• Exercise brief: Retype the data that follows line by line, exactly, and leave its pictures out.

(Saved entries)
· · · · · · ·

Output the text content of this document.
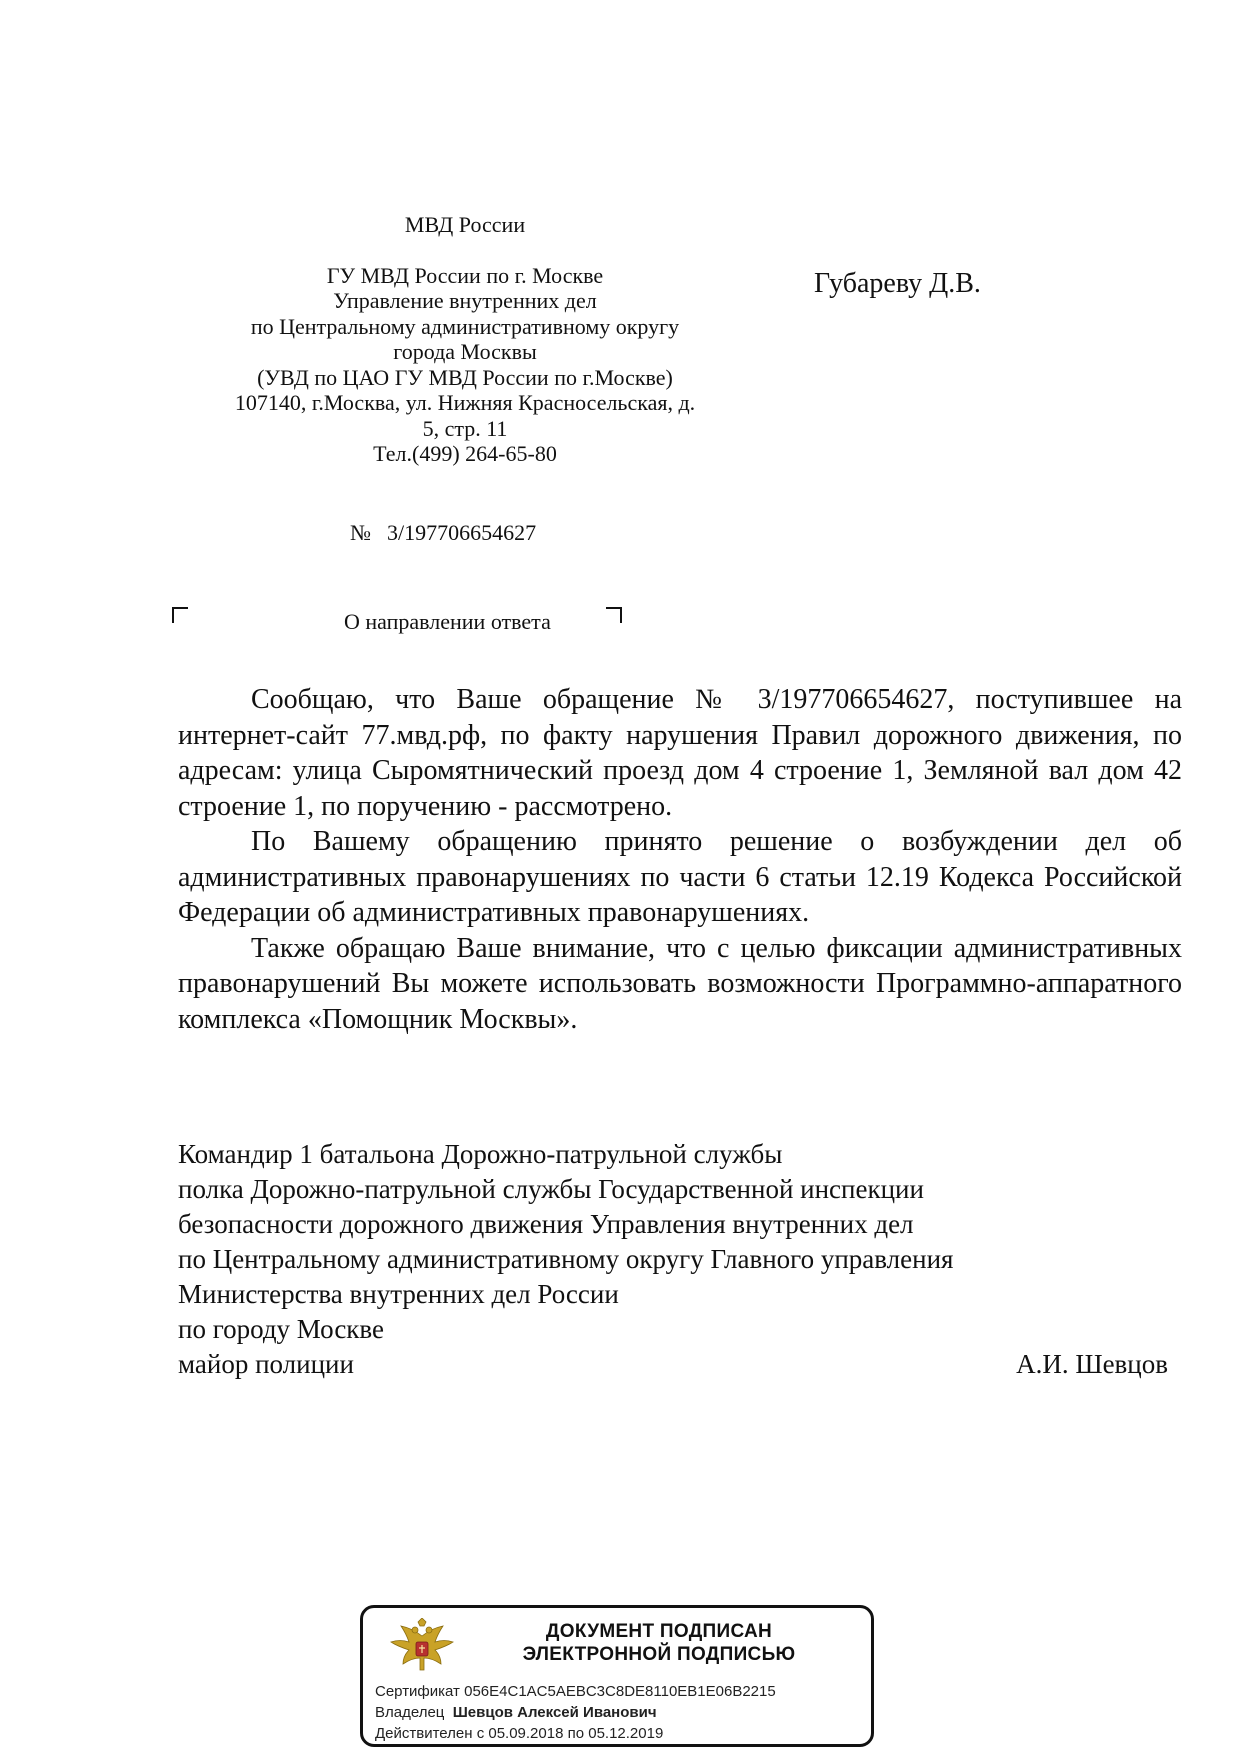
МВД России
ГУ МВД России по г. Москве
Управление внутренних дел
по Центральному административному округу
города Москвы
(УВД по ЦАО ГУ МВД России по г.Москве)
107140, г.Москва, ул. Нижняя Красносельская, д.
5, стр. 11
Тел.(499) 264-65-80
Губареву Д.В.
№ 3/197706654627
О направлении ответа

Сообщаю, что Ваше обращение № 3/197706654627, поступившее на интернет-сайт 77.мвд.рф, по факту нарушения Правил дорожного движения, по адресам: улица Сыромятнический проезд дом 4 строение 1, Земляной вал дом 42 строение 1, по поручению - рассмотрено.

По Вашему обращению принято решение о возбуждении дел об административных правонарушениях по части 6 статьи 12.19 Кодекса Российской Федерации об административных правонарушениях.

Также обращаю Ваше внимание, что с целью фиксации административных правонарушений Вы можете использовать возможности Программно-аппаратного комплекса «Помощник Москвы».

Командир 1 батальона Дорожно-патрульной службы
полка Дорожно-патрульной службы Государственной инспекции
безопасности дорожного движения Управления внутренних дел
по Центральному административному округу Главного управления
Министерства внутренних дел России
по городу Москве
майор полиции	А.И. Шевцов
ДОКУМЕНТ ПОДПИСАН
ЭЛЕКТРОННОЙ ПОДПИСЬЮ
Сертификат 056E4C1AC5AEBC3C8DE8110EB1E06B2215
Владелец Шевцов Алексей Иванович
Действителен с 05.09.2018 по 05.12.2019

· · · · · · ·

• Exercise response:
Output the text content of this document.
МВД России
ГУ МВД России по г. Москве
Управление внутренних дел
по Центральному административному округу
города Москвы
(УВД по ЦАО ГУ МВД России по г.Москве)
107140, г.Москва, ул. Нижняя Красносельская, д.
5, стр. 11
Тел.(499) 264-65-80
Губареву Д.В.
№ 3/197706654627
О направлении ответа

Сообщаю, что Ваше обращение № 3/197706654627, поступившее на интернет-сайт 77.мвд.рф, по факту нарушения Правил дорожного движения, по адресам: улица Сыромятнический проезд дом 4 строение 1, Земляной вал дом 42 строение 1, по поручению - рассмотрено.

По Вашему обращению принято решение о возбуждении дел об административных правонарушениях по части 6 статьи 12.19 Кодекса Российской Федерации об административных правонарушениях.

Также обращаю Ваше внимание, что с целью фиксации административных правонарушений Вы можете использовать возможности Программно-аппаратного комплекса «Помощник Москвы».

Командир 1 батальона Дорожно-патрульной службы
полка Дорожно-патрульной службы Государственной инспекции
безопасности дорожного движения Управления внутренних дел
по Центральному административному округу Главного управления
Министерства внутренних дел России
по городу Москве
майор полиции	А.И. Шевцов
ДОКУМЕНТ ПОДПИСАН
ЭЛЕКТРОННОЙ ПОДПИСЬЮ
Сертификат 056E4C1AC5AEBC3C8DE8110EB1E06B2215
Владелец Шевцов Алексей Иванович
Действителен с 05.09.2018 по 05.12.2019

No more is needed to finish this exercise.